## Work order
Reproduce verbatim all of the data given below, but do not carry over the images.

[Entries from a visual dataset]
* * * * * * * * *

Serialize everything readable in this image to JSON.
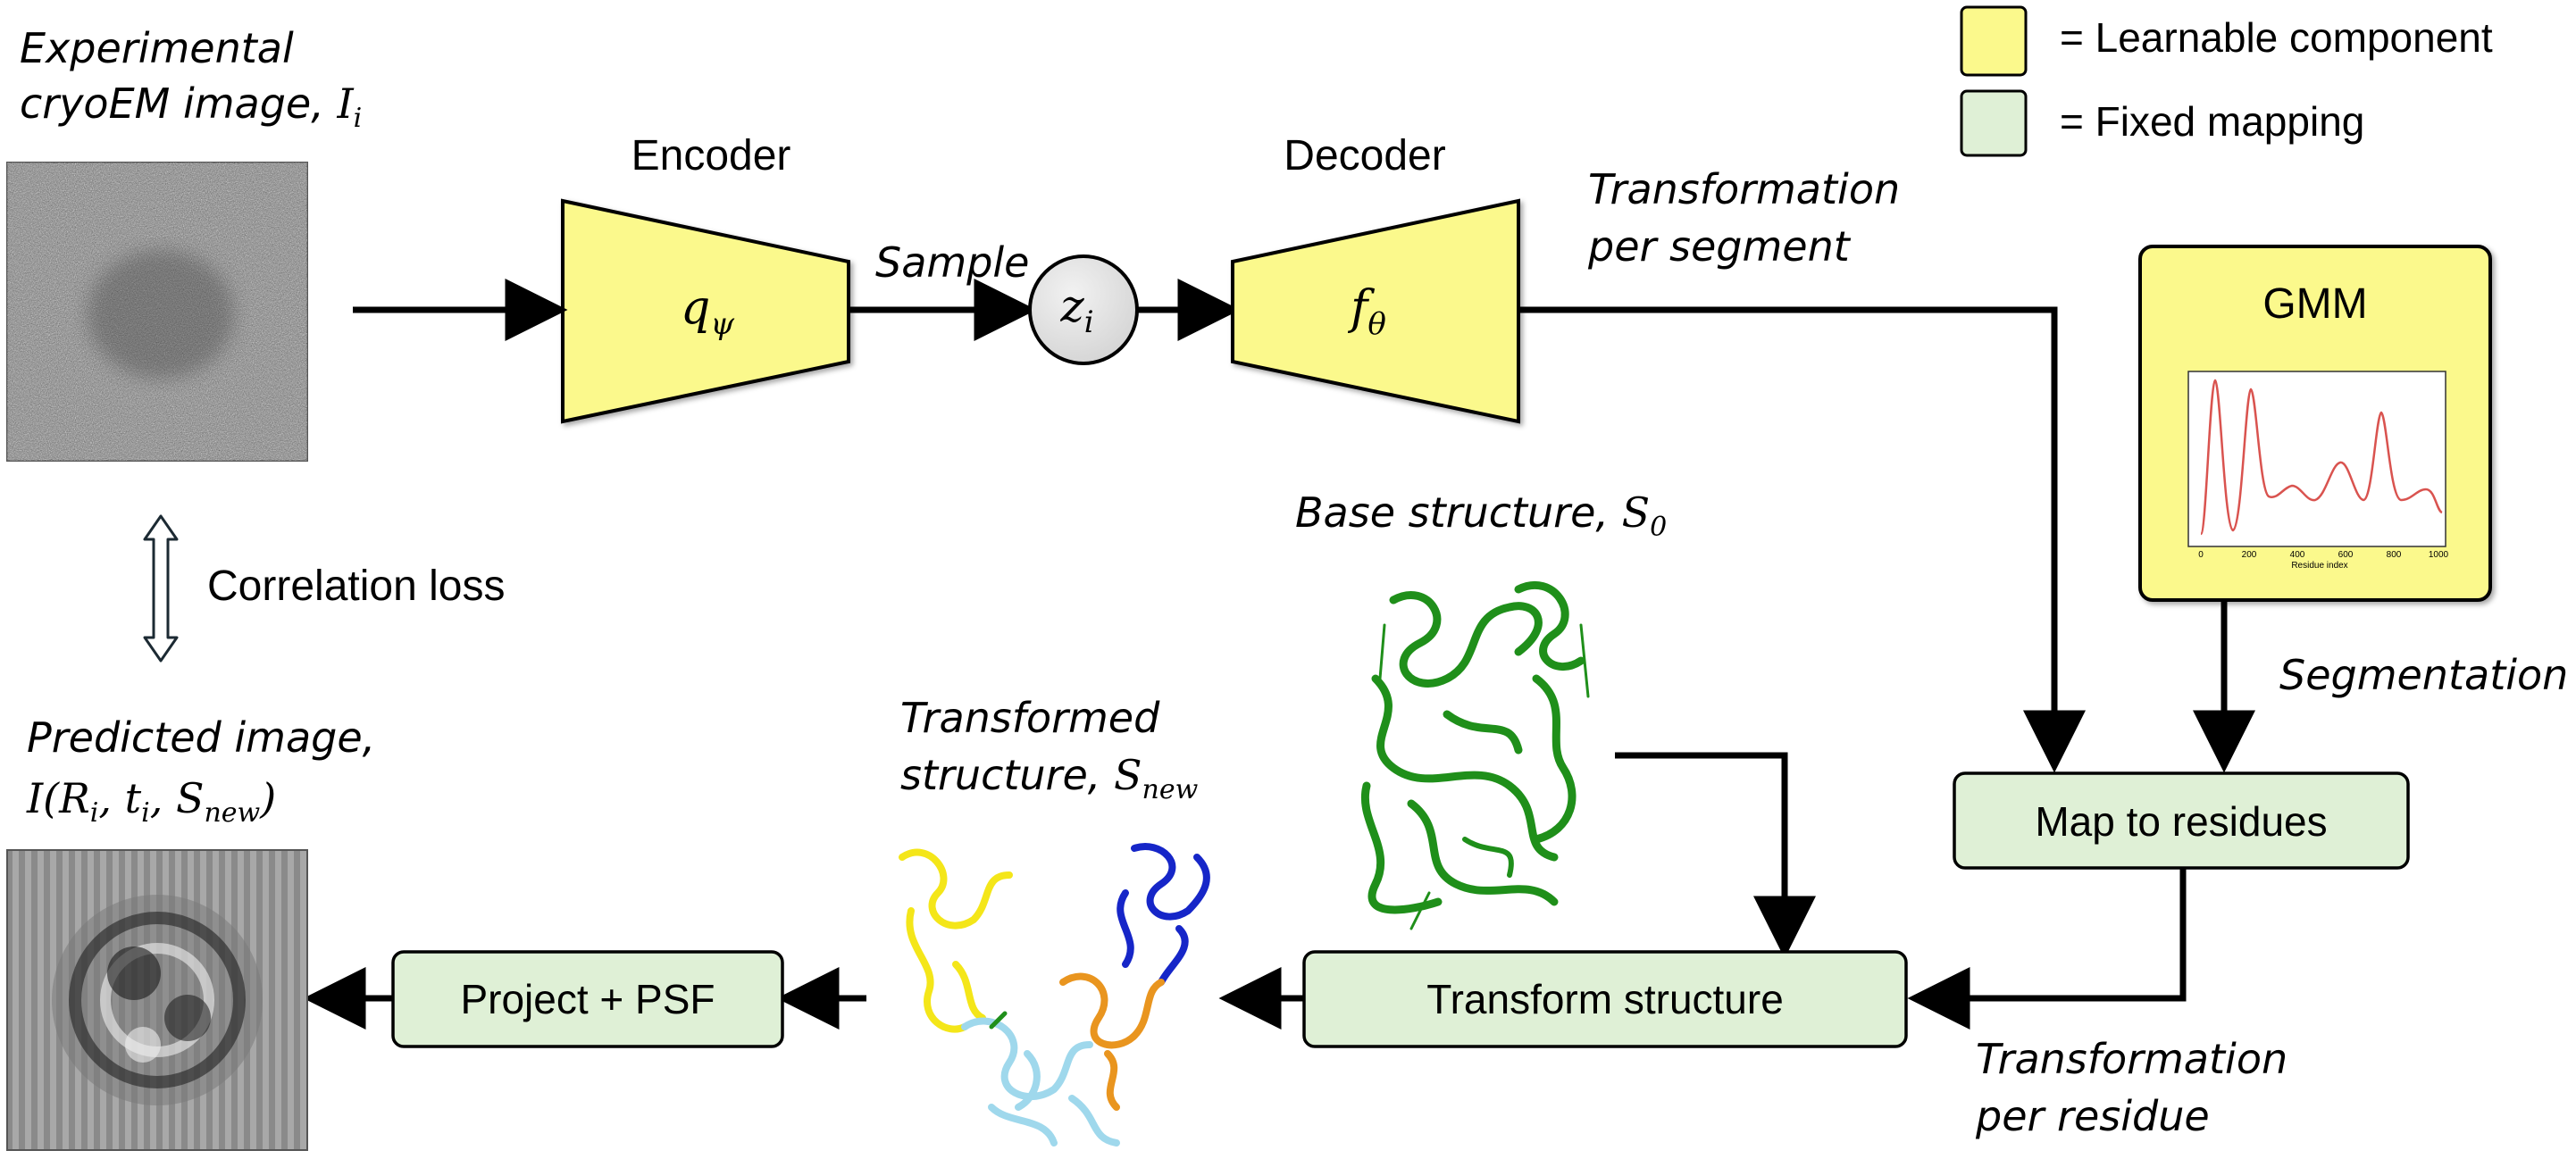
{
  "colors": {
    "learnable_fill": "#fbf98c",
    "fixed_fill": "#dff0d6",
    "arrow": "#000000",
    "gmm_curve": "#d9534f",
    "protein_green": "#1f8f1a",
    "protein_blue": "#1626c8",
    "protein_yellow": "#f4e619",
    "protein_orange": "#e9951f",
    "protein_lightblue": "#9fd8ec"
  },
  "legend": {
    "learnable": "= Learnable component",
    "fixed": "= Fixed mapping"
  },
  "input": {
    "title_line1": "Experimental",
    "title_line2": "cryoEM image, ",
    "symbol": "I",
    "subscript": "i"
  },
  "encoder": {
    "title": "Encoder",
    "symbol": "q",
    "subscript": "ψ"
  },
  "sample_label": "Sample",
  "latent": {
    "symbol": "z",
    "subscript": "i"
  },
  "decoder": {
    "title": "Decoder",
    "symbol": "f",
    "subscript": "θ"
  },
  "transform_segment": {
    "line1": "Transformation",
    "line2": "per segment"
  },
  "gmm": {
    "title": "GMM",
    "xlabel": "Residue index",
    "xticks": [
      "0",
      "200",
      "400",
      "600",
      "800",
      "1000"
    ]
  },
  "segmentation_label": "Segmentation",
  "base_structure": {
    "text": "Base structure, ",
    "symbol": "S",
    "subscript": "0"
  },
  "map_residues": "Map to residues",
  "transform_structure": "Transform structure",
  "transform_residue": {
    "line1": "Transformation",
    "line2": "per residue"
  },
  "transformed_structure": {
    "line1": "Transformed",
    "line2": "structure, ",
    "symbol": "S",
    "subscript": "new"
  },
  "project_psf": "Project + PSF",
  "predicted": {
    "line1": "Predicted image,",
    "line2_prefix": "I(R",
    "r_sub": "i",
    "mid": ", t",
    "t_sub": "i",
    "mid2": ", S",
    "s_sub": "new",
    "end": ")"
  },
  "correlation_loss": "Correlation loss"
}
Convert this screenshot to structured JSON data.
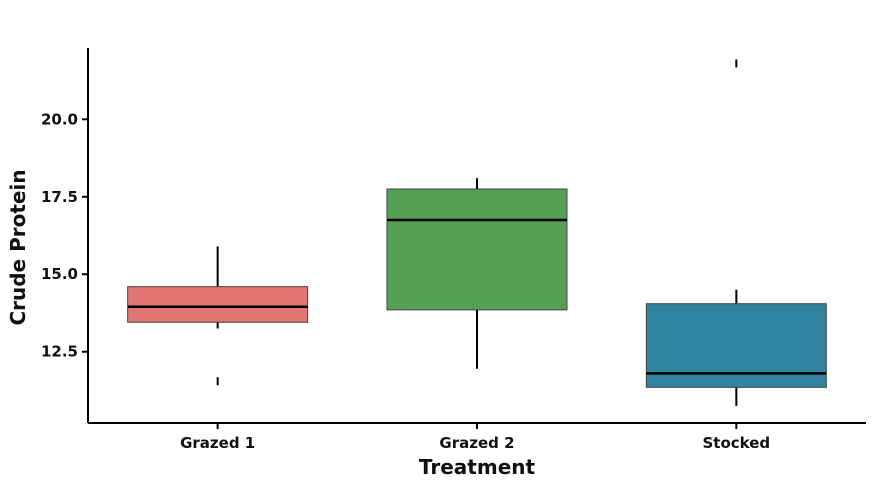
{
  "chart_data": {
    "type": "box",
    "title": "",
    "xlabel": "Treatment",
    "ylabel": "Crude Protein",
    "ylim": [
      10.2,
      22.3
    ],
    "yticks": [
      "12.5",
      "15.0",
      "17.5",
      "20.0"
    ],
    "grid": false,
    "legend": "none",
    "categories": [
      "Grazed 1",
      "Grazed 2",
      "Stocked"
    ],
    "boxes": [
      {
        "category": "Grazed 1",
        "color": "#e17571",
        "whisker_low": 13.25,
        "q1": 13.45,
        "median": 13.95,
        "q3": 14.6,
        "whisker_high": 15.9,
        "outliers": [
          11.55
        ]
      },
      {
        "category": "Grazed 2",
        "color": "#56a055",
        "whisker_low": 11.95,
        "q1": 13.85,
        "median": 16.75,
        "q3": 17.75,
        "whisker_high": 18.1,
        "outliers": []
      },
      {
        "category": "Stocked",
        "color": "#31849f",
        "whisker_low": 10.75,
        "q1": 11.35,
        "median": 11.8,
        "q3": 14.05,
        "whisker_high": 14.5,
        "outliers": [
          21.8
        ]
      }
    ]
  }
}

* * * * * * * * *

## Response
Serialize everything readable in this image to JSON.
{
  "colors": {
    "learnable_fill": "#fbf98c",
    "fixed_fill": "#dff0d6",
    "arrow": "#000000",
    "gmm_curve": "#d9534f",
    "protein_green": "#1f8f1a",
    "protein_blue": "#1626c8",
    "protein_yellow": "#f4e619",
    "protein_orange": "#e9951f",
    "protein_lightblue": "#9fd8ec"
  },
  "legend": {
    "learnable": "= Learnable component",
    "fixed": "= Fixed mapping"
  },
  "input": {
    "title_line1": "Experimental",
    "title_line2": "cryoEM image, ",
    "symbol": "I",
    "subscript": "i"
  },
  "encoder": {
    "title": "Encoder",
    "symbol": "q",
    "subscript": "ψ"
  },
  "sample_label": "Sample",
  "latent": {
    "symbol": "z",
    "subscript": "i"
  },
  "decoder": {
    "title": "Decoder",
    "symbol": "f",
    "subscript": "θ"
  },
  "transform_segment": {
    "line1": "Transformation",
    "line2": "per segment"
  },
  "gmm": {
    "title": "GMM",
    "xlabel": "Residue index",
    "xticks": [
      "0",
      "200",
      "400",
      "600",
      "800",
      "1000"
    ]
  },
  "segmentation_label": "Segmentation",
  "base_structure": {
    "text": "Base structure, ",
    "symbol": "S",
    "subscript": "0"
  },
  "map_residues": "Map to residues",
  "transform_structure": "Transform structure",
  "transform_residue": {
    "line1": "Transformation",
    "line2": "per residue"
  },
  "transformed_structure": {
    "line1": "Transformed",
    "line2": "structure, ",
    "symbol": "S",
    "subscript": "new"
  },
  "project_psf": "Project + PSF",
  "predicted": {
    "line1": "Predicted image,",
    "line2_prefix": "I(R",
    "r_sub": "i",
    "mid": ", t",
    "t_sub": "i",
    "mid2": ", S",
    "s_sub": "new",
    "end": ")"
  },
  "correlation_loss": "Correlation loss"
}
Convert this screenshot to structured JSON data.
{
  "chart_data": {
    "type": "box",
    "title": "",
    "xlabel": "Treatment",
    "ylabel": "Crude Protein",
    "ylim": [
      10.2,
      22.3
    ],
    "yticks": [
      "12.5",
      "15.0",
      "17.5",
      "20.0"
    ],
    "grid": false,
    "legend": "none",
    "categories": [
      "Grazed 1",
      "Grazed 2",
      "Stocked"
    ],
    "boxes": [
      {
        "category": "Grazed 1",
        "color": "#e17571",
        "whisker_low": 13.25,
        "q1": 13.45,
        "median": 13.95,
        "q3": 14.6,
        "whisker_high": 15.9,
        "outliers": [
          11.55
        ]
      },
      {
        "category": "Grazed 2",
        "color": "#56a055",
        "whisker_low": 11.95,
        "q1": 13.85,
        "median": 16.75,
        "q3": 17.75,
        "whisker_high": 18.1,
        "outliers": []
      },
      {
        "category": "Stocked",
        "color": "#31849f",
        "whisker_low": 10.75,
        "q1": 11.35,
        "median": 11.8,
        "q3": 14.05,
        "whisker_high": 14.5,
        "outliers": [
          21.8
        ]
      }
    ]
  }
}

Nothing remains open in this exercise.